## Extracted entries

Begin

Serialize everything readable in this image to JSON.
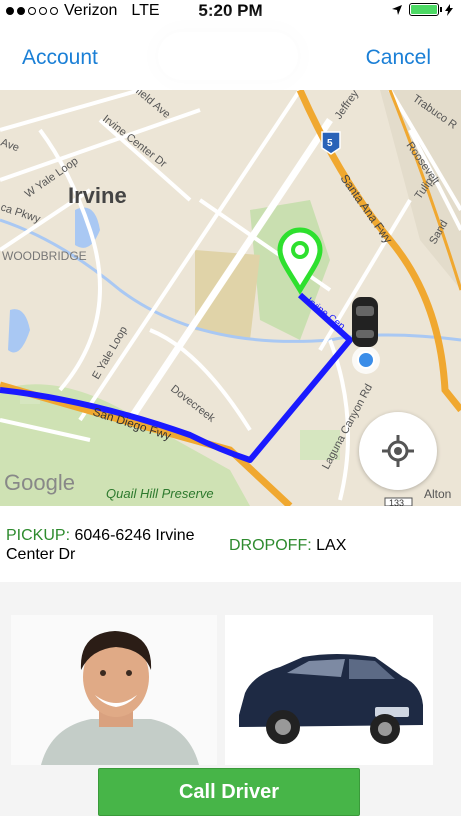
{
  "status_bar": {
    "carrier": "Verizon",
    "network": "LTE",
    "time": "5:20 PM"
  },
  "nav": {
    "left_label": "Account",
    "right_label": "Cancel"
  },
  "map": {
    "city": "Irvine",
    "labels": {
      "woodbridge": "WOODBRIDGE",
      "w_yale_loop": "W Yale Loop",
      "irvine_center_dr": "Irvine Center Dr",
      "e_yale_loop": "E Yale Loop",
      "irvine_center_short": "Irvine Cen",
      "san_diego_fwy": "San Diego Fwy",
      "dovecreek": "Dovecreek",
      "laguna_canyon_rd": "Laguna Canyon Rd",
      "santa_ana_fwy": "Santa Ana Fwy",
      "quail_hill": "Quail Hill Preserve",
      "jeffrey": "Jeffrey",
      "trabuco": "Trabuco R",
      "roosevelt": "Roosevelt",
      "tulip": "Tulip",
      "sand": "Sand",
      "ave_top_left": "Ave",
      "field_ave": "field Ave",
      "ca_pkwy": "ca Pkwy",
      "alton": "Alton",
      "google": "Google",
      "route_5": "5",
      "route_133": "133"
    }
  },
  "pickup": {
    "label": "PICKUP:",
    "address": "6046-6246 Irvine Center Dr"
  },
  "dropoff": {
    "label": "DROPOFF:",
    "address": "LAX"
  },
  "call_button": "Call Driver",
  "colors": {
    "accent_blue": "#1a7fd6",
    "route": "#1a1aff",
    "pin_green": "#2ee02e",
    "button_green": "#47b548",
    "label_green": "#2e8b2e"
  },
  "icons": {
    "location_arrow": "location-arrow-icon",
    "locate": "crosshair-icon",
    "pickup_pin": "map-pin-icon",
    "car": "car-icon"
  }
}
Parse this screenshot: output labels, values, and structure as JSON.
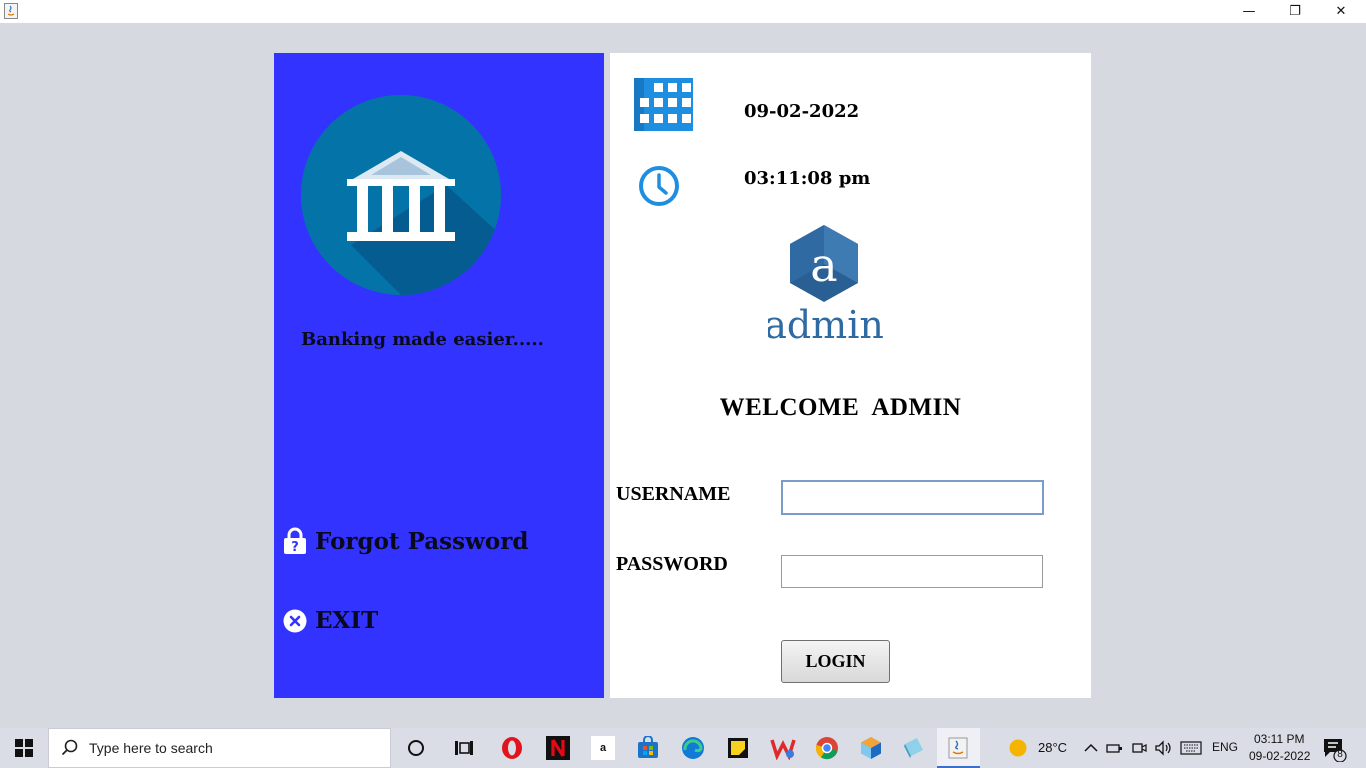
{
  "titlebar": {
    "minimize_glyph": "—",
    "restore_glyph": "❐",
    "close_glyph": "✕"
  },
  "sidebar": {
    "tagline": "Banking made easier.....",
    "forgot_password": "Forgot Password",
    "exit": "EXIT",
    "accent_color": "#3333ff"
  },
  "header": {
    "date": "09-02-2022",
    "time": "03:11:08 pm"
  },
  "admin_logo": {
    "letter": "a",
    "word": "admin"
  },
  "login": {
    "welcome": "WELCOME  ADMIN",
    "username_label": "USERNAME",
    "password_label": "PASSWORD",
    "username_value": "",
    "password_value": "",
    "button": "LOGIN"
  },
  "taskbar": {
    "search_placeholder": "Type here to search",
    "temperature": "28°C",
    "language": "ENG",
    "clock_time": "03:11 PM",
    "clock_date": "09-02-2022",
    "notification_count": "8",
    "pinned_apps": [
      "cortana-icon",
      "task-view-icon",
      "opera-icon",
      "netflix-icon",
      "amazon-icon",
      "microsoft-store-icon",
      "edge-icon",
      "sticky-notes-icon",
      "wps-icon",
      "chrome-icon",
      "netbeans-icon",
      "notepad-icon",
      "java-icon"
    ]
  }
}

End

## What the task asks
An exact transcription of all the entries is required, without the pictures.

## Solution
Serialize everything readable in this image to JSON.
{
  "status_bar": {
    "carrier": "Verizon",
    "network": "LTE",
    "time": "5:20 PM"
  },
  "nav": {
    "left_label": "Account",
    "right_label": "Cancel"
  },
  "map": {
    "city": "Irvine",
    "labels": {
      "woodbridge": "WOODBRIDGE",
      "w_yale_loop": "W Yale Loop",
      "irvine_center_dr": "Irvine Center Dr",
      "e_yale_loop": "E Yale Loop",
      "irvine_center_short": "Irvine Cen",
      "san_diego_fwy": "San Diego Fwy",
      "dovecreek": "Dovecreek",
      "laguna_canyon_rd": "Laguna Canyon Rd",
      "santa_ana_fwy": "Santa Ana Fwy",
      "quail_hill": "Quail Hill Preserve",
      "jeffrey": "Jeffrey",
      "trabuco": "Trabuco R",
      "roosevelt": "Roosevelt",
      "tulip": "Tulip",
      "sand": "Sand",
      "ave_top_left": "Ave",
      "field_ave": "field Ave",
      "ca_pkwy": "ca Pkwy",
      "alton": "Alton",
      "google": "Google",
      "route_5": "5",
      "route_133": "133"
    }
  },
  "pickup": {
    "label": "PICKUP:",
    "address": "6046-6246 Irvine Center Dr"
  },
  "dropoff": {
    "label": "DROPOFF:",
    "address": "LAX"
  },
  "call_button": "Call Driver",
  "colors": {
    "accent_blue": "#1a7fd6",
    "route": "#1a1aff",
    "pin_green": "#2ee02e",
    "button_green": "#47b548",
    "label_green": "#2e8b2e"
  },
  "icons": {
    "location_arrow": "location-arrow-icon",
    "locate": "crosshair-icon",
    "pickup_pin": "map-pin-icon",
    "car": "car-icon"
  }
}
Parse this screenshot: output labels, values, and structure as JSON.
{
  "titlebar": {
    "minimize_glyph": "—",
    "restore_glyph": "❐",
    "close_glyph": "✕"
  },
  "sidebar": {
    "tagline": "Banking made easier.....",
    "forgot_password": "Forgot Password",
    "exit": "EXIT",
    "accent_color": "#3333ff"
  },
  "header": {
    "date": "09-02-2022",
    "time": "03:11:08 pm"
  },
  "admin_logo": {
    "letter": "a",
    "word": "admin"
  },
  "login": {
    "welcome": "WELCOME  ADMIN",
    "username_label": "USERNAME",
    "password_label": "PASSWORD",
    "username_value": "",
    "password_value": "",
    "button": "LOGIN"
  },
  "taskbar": {
    "search_placeholder": "Type here to search",
    "temperature": "28°C",
    "language": "ENG",
    "clock_time": "03:11 PM",
    "clock_date": "09-02-2022",
    "notification_count": "8",
    "pinned_apps": [
      "cortana-icon",
      "task-view-icon",
      "opera-icon",
      "netflix-icon",
      "amazon-icon",
      "microsoft-store-icon",
      "edge-icon",
      "sticky-notes-icon",
      "wps-icon",
      "chrome-icon",
      "netbeans-icon",
      "notepad-icon",
      "java-icon"
    ]
  }
}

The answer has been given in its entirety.